**WHAT THE EXERCISE ASKS**
Write out every entry word for word.

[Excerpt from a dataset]
++++++++
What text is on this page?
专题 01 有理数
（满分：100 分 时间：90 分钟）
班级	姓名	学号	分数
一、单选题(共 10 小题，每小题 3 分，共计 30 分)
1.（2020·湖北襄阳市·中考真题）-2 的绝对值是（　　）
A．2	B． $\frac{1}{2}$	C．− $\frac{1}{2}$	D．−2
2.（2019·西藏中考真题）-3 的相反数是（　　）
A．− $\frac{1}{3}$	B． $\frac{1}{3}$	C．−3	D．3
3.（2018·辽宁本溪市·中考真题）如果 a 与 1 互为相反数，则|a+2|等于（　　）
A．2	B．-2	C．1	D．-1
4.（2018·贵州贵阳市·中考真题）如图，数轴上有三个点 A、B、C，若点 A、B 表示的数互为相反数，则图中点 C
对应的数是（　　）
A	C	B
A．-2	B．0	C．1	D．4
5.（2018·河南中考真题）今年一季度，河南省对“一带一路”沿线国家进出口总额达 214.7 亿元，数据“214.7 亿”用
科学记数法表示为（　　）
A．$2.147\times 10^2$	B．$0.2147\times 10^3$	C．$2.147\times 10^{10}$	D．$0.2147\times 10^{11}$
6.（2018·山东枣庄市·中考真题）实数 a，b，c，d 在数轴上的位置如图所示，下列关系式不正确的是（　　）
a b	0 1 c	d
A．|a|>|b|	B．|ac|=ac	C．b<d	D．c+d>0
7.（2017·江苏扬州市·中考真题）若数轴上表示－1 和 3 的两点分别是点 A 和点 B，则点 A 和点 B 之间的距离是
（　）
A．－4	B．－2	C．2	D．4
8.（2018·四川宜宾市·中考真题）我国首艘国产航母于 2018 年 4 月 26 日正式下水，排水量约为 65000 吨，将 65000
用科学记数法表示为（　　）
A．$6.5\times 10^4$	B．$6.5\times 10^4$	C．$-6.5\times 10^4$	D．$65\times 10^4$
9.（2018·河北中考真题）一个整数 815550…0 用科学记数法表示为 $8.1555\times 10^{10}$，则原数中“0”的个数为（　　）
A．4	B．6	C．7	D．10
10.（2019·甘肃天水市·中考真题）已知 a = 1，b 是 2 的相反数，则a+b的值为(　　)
++++++++
**FINISHED ANSWER**
What text is on this page?
专题 01 有理数
（满分：100 分 时间：90 分钟）
班级	姓名	学号	分数
一、单选题(共 10 小题，每小题 3 分，共计 30 分)
1.（2020·湖北襄阳市·中考真题）-2 的绝对值是（　　）
A．2	B． $\frac{1}{2}$	C．− $\frac{1}{2}$	D．−2
2.（2019·西藏中考真题）-3 的相反数是（　　）
A．− $\frac{1}{3}$	B． $\frac{1}{3}$	C．−3	D．3
3.（2018·辽宁本溪市·中考真题）如果 a 与 1 互为相反数，则|a+2|等于（　　）
A．2	B．-2	C．1	D．-1
4.（2018·贵州贵阳市·中考真题）如图，数轴上有三个点 A、B、C，若点 A、B 表示的数互为相反数，则图中点 C
对应的数是（　　）
A	C	B
A．-2	B．0	C．1	D．4
5.（2018·河南中考真题）今年一季度，河南省对“一带一路”沿线国家进出口总额达 214.7 亿元，数据“214.7 亿”用
科学记数法表示为（　　）
A．$2.147\times 10^2$	B．$0.2147\times 10^3$	C．$2.147\times 10^{10}$	D．$0.2147\times 10^{11}$
6.（2018·山东枣庄市·中考真题）实数 a，b，c，d 在数轴上的位置如图所示，下列关系式不正确的是（　　）
a b	0 1 c	d
A．|a|>|b|	B．|ac|=ac	C．b<d	D．c+d>0
7.（2017·江苏扬州市·中考真题）若数轴上表示－1 和 3 的两点分别是点 A 和点 B，则点 A 和点 B 之间的距离是
（　）
A．－4	B．－2	C．2	D．4
8.（2018·四川宜宾市·中考真题）我国首艘国产航母于 2018 年 4 月 26 日正式下水，排水量约为 65000 吨，将 65000
用科学记数法表示为（　　）
A．$6.5\times 10^4$	B．$6.5\times 10^4$	C．$-6.5\times 10^4$	D．$65\times 10^4$
9.（2018·河北中考真题）一个整数 815550…0 用科学记数法表示为 $8.1555\times 10^{10}$，则原数中“0”的个数为（　　）
A．4	B．6	C．7	D．10
10.（2019·甘肃天水市·中考真题）已知 a = 1，b 是 2 的相反数，则a+b的值为(　　)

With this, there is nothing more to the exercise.